(Extracted records)
- - -
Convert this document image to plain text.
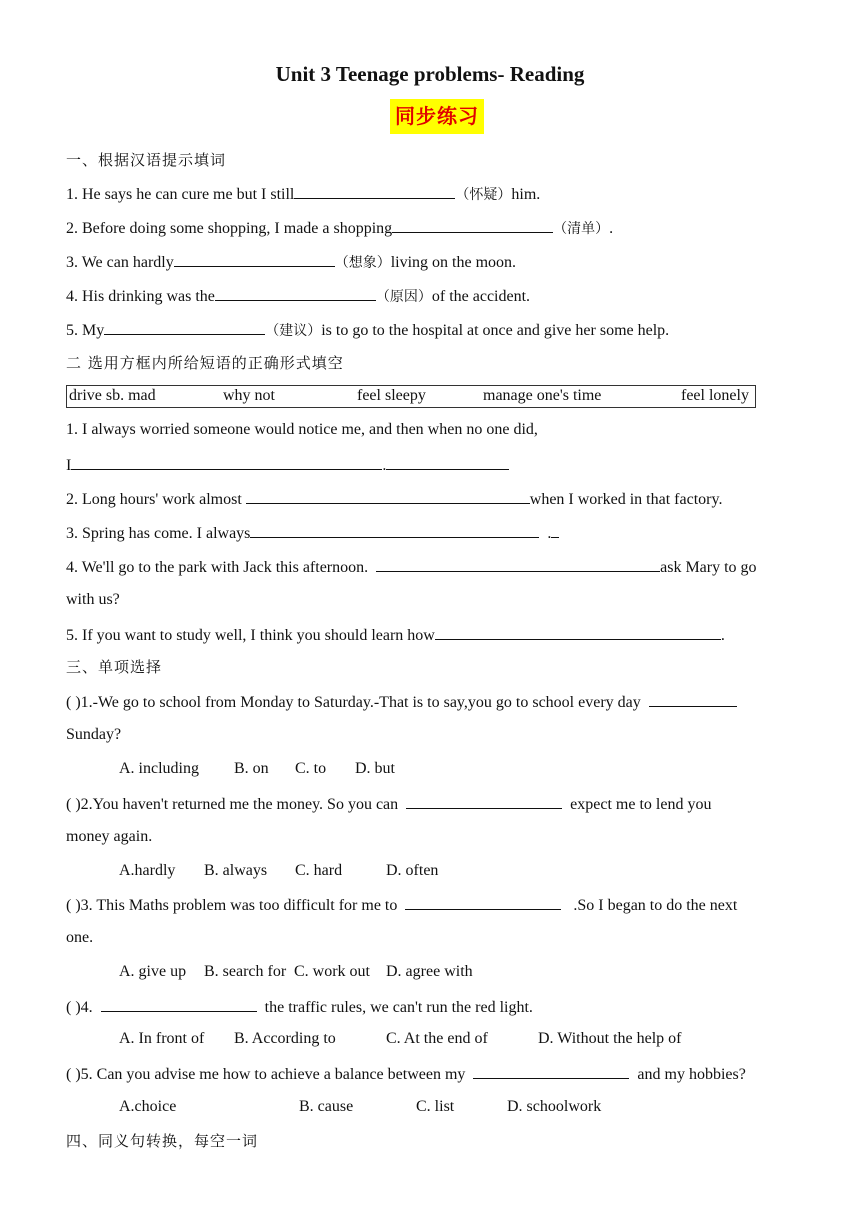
Unit 3 Teenage problems- Reading
同步练习
一、根据汉语提示填词
1. He says he can cure me but I still	（怀疑）him.
2. Before doing some shopping, I made a shopping	（清单）.
3. We can hardly	（想象）living on the moon.
4. His drinking was the	（原因）of the accident.
5. My	（建议）is to go to the hospital at once and give her some help.
二 选用方框内所给短语的正确形式填空
drive sb. mad	why not	feel sleepy	manage one's time	feel lonely
1. I always worried someone would notice me, and then when no one did,
I	.
2. Long hours' work almost	when I worked in that factory.
3. Spring has come. I always	.
4. We'll go to the park with Jack this afternoon.	ask Mary to go
with us?
5. If you want to study well, I think you should learn how	.
三、单项选择
( )1.-We go to school from Monday to Saturday.-That is to say,you go to school every day
Sunday?
A. including B. on C. to D. but
( )2.You haven't returned me the money. So you can	expect me to lend you
money again.
A.hardly B. always C. hard	D. often
( )3. This Maths problem was too difficult for me to	.So I began to do the next
one.
A. give up B. search for C. work out D. agree with
( )4.	the traffic rules, we can't run the red light.
A. In front of B. According to	C. At the end of	D. Without the help of
( )5. Can you advise me how to achieve a balance between my	and my hobbies?
A.choice	B. cause	C. list	D. schoolwork
四、同义句转换，每空一词
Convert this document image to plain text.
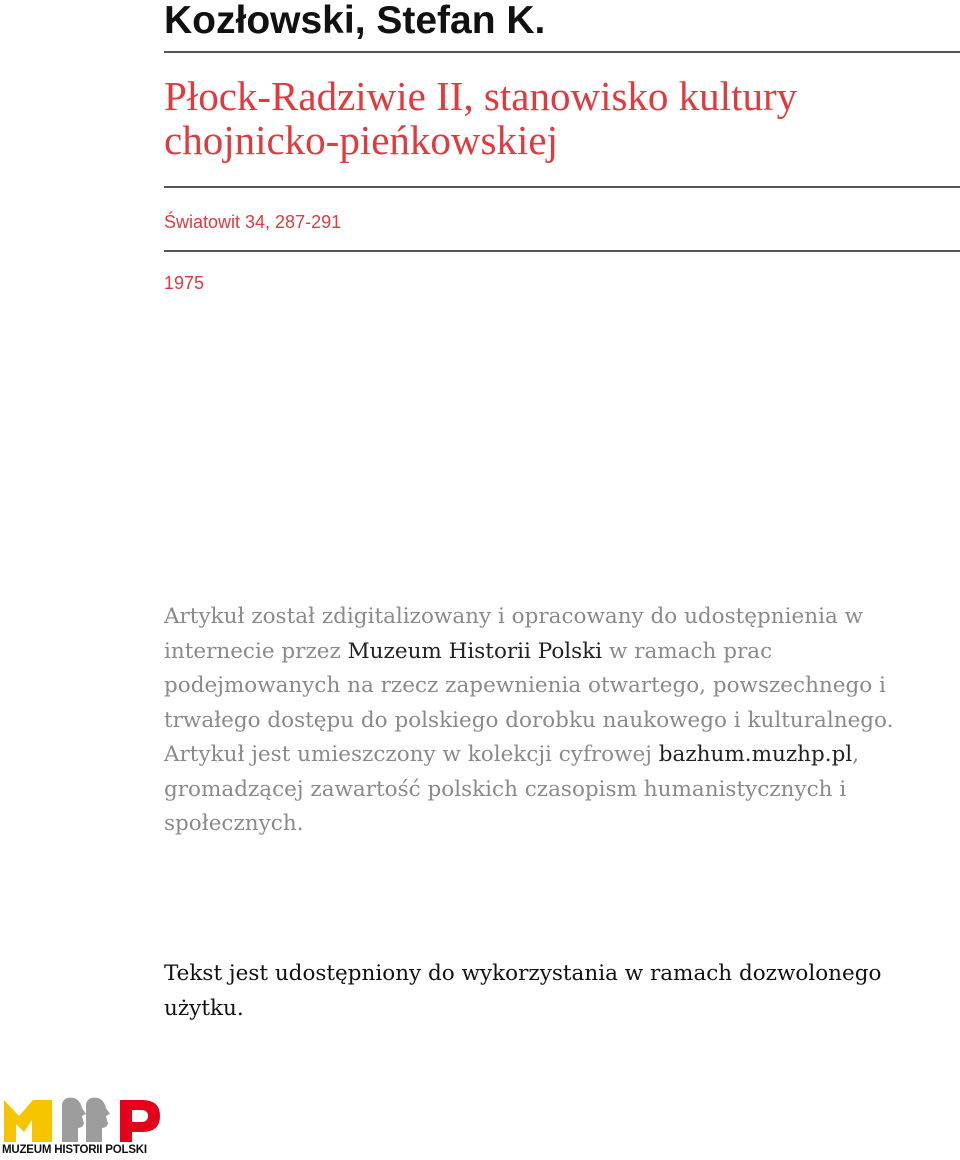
Kozłowski, Stefan K.
Płock-Radziwie II, stanowisko kultury chojnicko-pieńkowskiej
Światowit 34, 287-291
1975
Artykuł został zdigitalizowany i opracowany do udostępnienia w internecie przez Muzeum Historii Polski w ramach prac podejmowanych na rzecz zapewnienia otwartego, powszechnego i trwałego dostępu do polskiego dorobku naukowego i kulturalnego. Artykuł jest umieszczony w kolekcji cyfrowej bazhum.muzhp.pl, gromadzącej zawartość polskich czasopism humanistycznych i społecznych.
Tekst jest udostępniony do wykorzystania w ramach dozwolonego użytku.
MUZEUM HISTORII POLSKI
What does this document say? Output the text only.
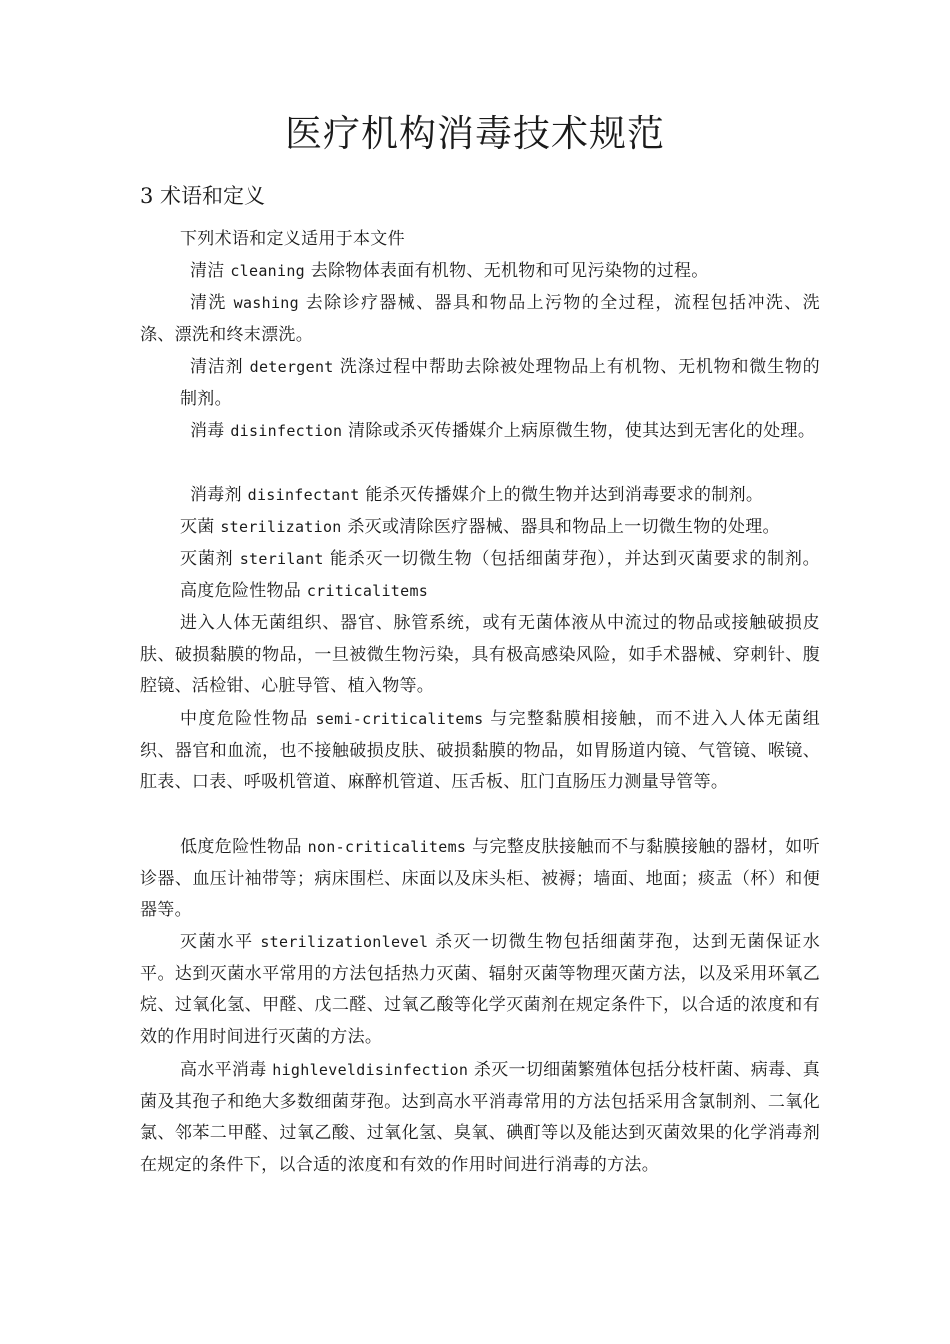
医疗机构消毒技术规范
3 术语和定义

下列术语和定义适用于本文件

清洁 cleaning 去除物体表面有机物、无机物和可见污染物的过程。

清洗 washing 去除诊疗器械、器具和物品上污物的全过程，流程包括冲洗、洗涤、漂洗和终末漂洗。

清洁剂 detergent 洗涤过程中帮助去除被处理物品上有机物、无机物和微生物的制剂。

消毒 disinfection 清除或杀灭传播媒介上病原微生物，使其达到无害化的处理。

消毒剂 disinfectant 能杀灭传播媒介上的微生物并达到消毒要求的制剂。

灭菌 sterilization 杀灭或清除医疗器械、器具和物品上一切微生物的处理。

灭菌剂 sterilant 能杀灭一切微生物（包括细菌芽孢），并达到灭菌要求的制剂。高度危险性物品 criticalitems

进入人体无菌组织、器官、脉管系统，或有无菌体液从中流过的物品或接触破损皮肤、破损黏膜的物品，一旦被微生物污染，具有极高感染风险，如手术器械、穿刺针、腹腔镜、活检钳、心脏导管、植入物等。

中度危险性物品 semi-criticalitems 与完整黏膜相接触，而不进入人体无菌组织、器官和血流，也不接触破损皮肤、破损黏膜的物品，如胃肠道内镜、气管镜、喉镜、肛表、口表、呼吸机管道、麻醉机管道、压舌板、肛门直肠压力测量导管等。

低度危险性物品 non-criticalitems 与完整皮肤接触而不与黏膜接触的器材，如听诊器、血压计袖带等；病床围栏、床面以及床头柜、被褥；墙面、地面；痰盂（杯）和便器等。

灭菌水平 sterilizationlevel 杀灭一切微生物包括细菌芽孢，达到无菌保证水平。达到灭菌水平常用的方法包括热力灭菌、辐射灭菌等物理灭菌方法，以及采用环氧乙烷、过氧化氢、甲醛、戊二醛、过氧乙酸等化学灭菌剂在规定条件下，以合适的浓度和有效的作用时间进行灭菌的方法。

高水平消毒 highleveldisinfection 杀灭一切细菌繁殖体包括分枝杆菌、病毒、真菌及其孢子和绝大多数细菌芽孢。达到高水平消毒常用的方法包括采用含氯制剂、二氧化氯、邻苯二甲醛、过氧乙酸、过氧化氢、臭氧、碘酊等以及能达到灭菌效果的化学消毒剂在规定的条件下，以合适的浓度和有效的作用时间进行消毒的方法。
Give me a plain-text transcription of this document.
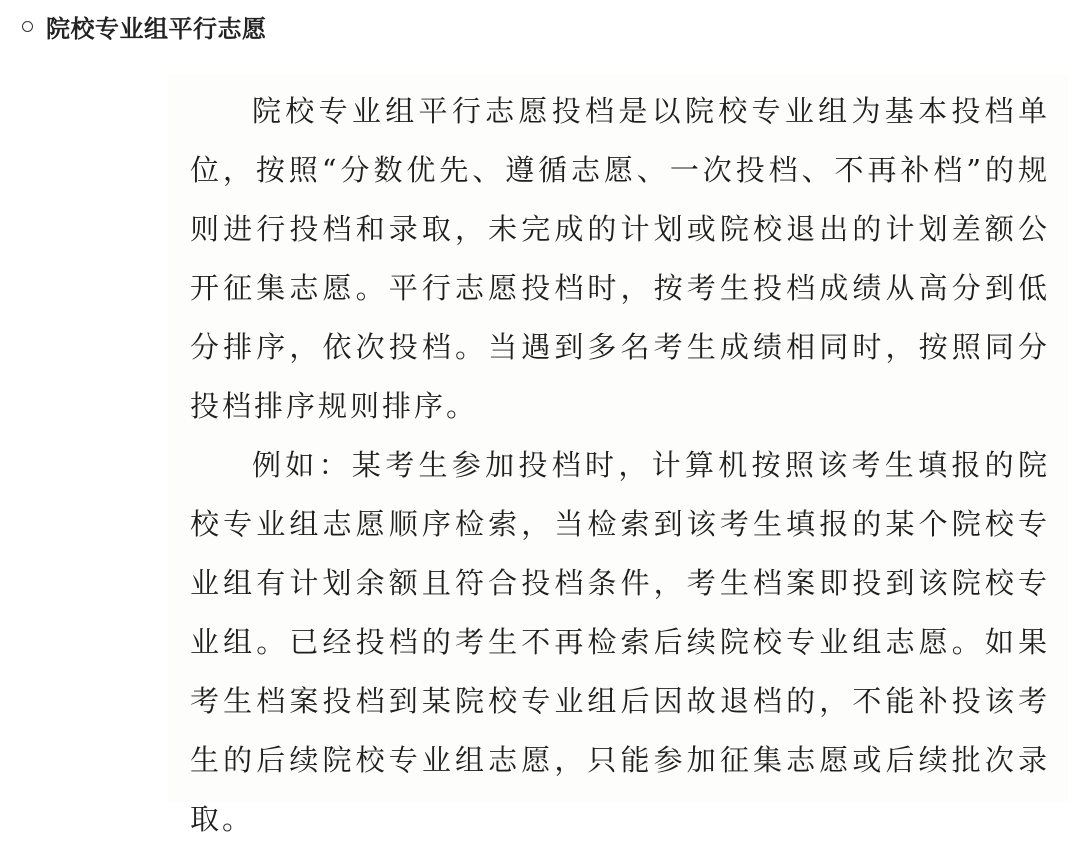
院校专业组平行志愿

院校专业组平行志愿投档是以院校专业组为基本投档单位，按照“分数优先、遵循志愿、一次投档、不再补档”的规则进行投档和录取，未完成的计划或院校退出的计划差额公开征集志愿。平行志愿投档时，按考生投档成绩从高分到低分排序，依次投档。当遇到多名考生成绩相同时，按照同分投档排序规则排序。

例如：某考生参加投档时，计算机按照该考生填报的院校专业组志愿顺序检索，当检索到该考生填报的某个院校专业组有计划余额且符合投档条件，考生档案即投到该院校专业组。已经投档的考生不再检索后续院校专业组志愿。如果考生档案投档到某院校专业组后因故退档的，不能补投该考生的后续院校专业组志愿，只能参加征集志愿或后续批次录取。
- - -
Goal: Retype word for word the span of lines above that begins with the line containing "Give me a plain-text" and ends with the last line of the records; skip all pictures.

Task result:
Give me a plain-text transcription of this document.
院校专业组平行志愿

院校专业组平行志愿投档是以院校专业组为基本投档单位，按照“分数优先、遵循志愿、一次投档、不再补档”的规则进行投档和录取，未完成的计划或院校退出的计划差额公开征集志愿。平行志愿投档时，按考生投档成绩从高分到低分排序，依次投档。当遇到多名考生成绩相同时，按照同分投档排序规则排序。

例如：某考生参加投档时，计算机按照该考生填报的院校专业组志愿顺序检索，当检索到该考生填报的某个院校专业组有计划余额且符合投档条件，考生档案即投到该院校专业组。已经投档的考生不再检索后续院校专业组志愿。如果考生档案投档到某院校专业组后因故退档的，不能补投该考生的后续院校专业组志愿，只能参加征集志愿或后续批次录取。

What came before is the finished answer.